Brief:
Copy out the text on making real fruit slushies for kids, word for word and in full.

Document text:
****************************************
Kids love all the cold, sweet things in the summertime. You really can’t blame them. But for those of us wishing to limit sugar-laden and highly-processed foods, the summer parade of soft serve and neon-colored popsicles isn’t necessarily welcome.

Of course, we still want our kids to experience the joy of a frosty treat in the shade on a hot day. That’s where these real fruit slushies come in majorly handy.

A Fun and Healthy Summer Treat

These real fruit slushies get their gorgeous color and sweet flavor from whole frozen fruits and a touch of honey. Whole fruits provide kids with fiber, vitamin C, antioxidants, folate, and potassium… (good luck finding all that in a storebought popsicle… even the “natural” kind!)

These slushies come in a rainbow of natural colors depending on what fruit you make them from. You can get as creative as you (and your kids) like with the fruits you use. Here’s a few ideas to try individually, or in combinations:

  • strawberries
  • blueberries
  • raspberries
  • watermelon
  • peaches
  • pineapple
  • mango
  • grapes
  • cantaloupe
  • honeydew
  • cherries
Tips for Making Fresh Fruit Slushies

The whole recipe for these slushies won’t take you more than five minutes. But we’ve compiled a few tips to help you make the tastiest and most fun fruit slushies.
****************************************
Material supplied:
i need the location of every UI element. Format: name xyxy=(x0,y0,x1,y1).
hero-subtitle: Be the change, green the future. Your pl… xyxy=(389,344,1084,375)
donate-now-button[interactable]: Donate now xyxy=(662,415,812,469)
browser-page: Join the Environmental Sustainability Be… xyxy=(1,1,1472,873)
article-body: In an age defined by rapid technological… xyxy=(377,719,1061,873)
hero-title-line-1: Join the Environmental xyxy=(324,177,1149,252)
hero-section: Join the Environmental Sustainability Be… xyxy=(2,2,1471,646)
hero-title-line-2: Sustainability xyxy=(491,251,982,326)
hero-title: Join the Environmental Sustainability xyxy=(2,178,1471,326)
****************************************
Right answer:
Kids love all the cold, sweet things in the summertime. You really can’t blame them. But for those of us wishing to limit sugar-laden and highly-processed foods, the summer parade of soft serve and neon-colored popsicles isn’t necessarily welcome.

Of course, we still want our kids to experience the joy of a frosty treat in the shade on a hot day. That’s where these real fruit slushies come in majorly handy.

A Fun and Healthy Summer Treat

These real fruit slushies get their gorgeous color and sweet flavor from whole frozen fruits and a touch of honey. Whole fruits provide kids with fiber, vitamin C, antioxidants, folate, and potassium… (good luck finding all that in a storebought popsicle… even the “natural” kind!)

These slushies come in a rainbow of natural colors depending on what fruit you make them from. You can get as creative as you (and your kids) like with the fruits you use. Here’s a few ideas to try individually, or in combinations:

  • strawberries
  • blueberries
  • raspberries
  • watermelon
  • peaches
  • pineapple
  • mango
  • grapes
  • cantaloupe
  • honeydew
  • cherries
Tips for Making Fresh Fruit Slushies

The whole recipe for these slushies won’t take you more than five minutes. But we’ve compiled a few tips to help you make the tastiest and most fun fruit slushies.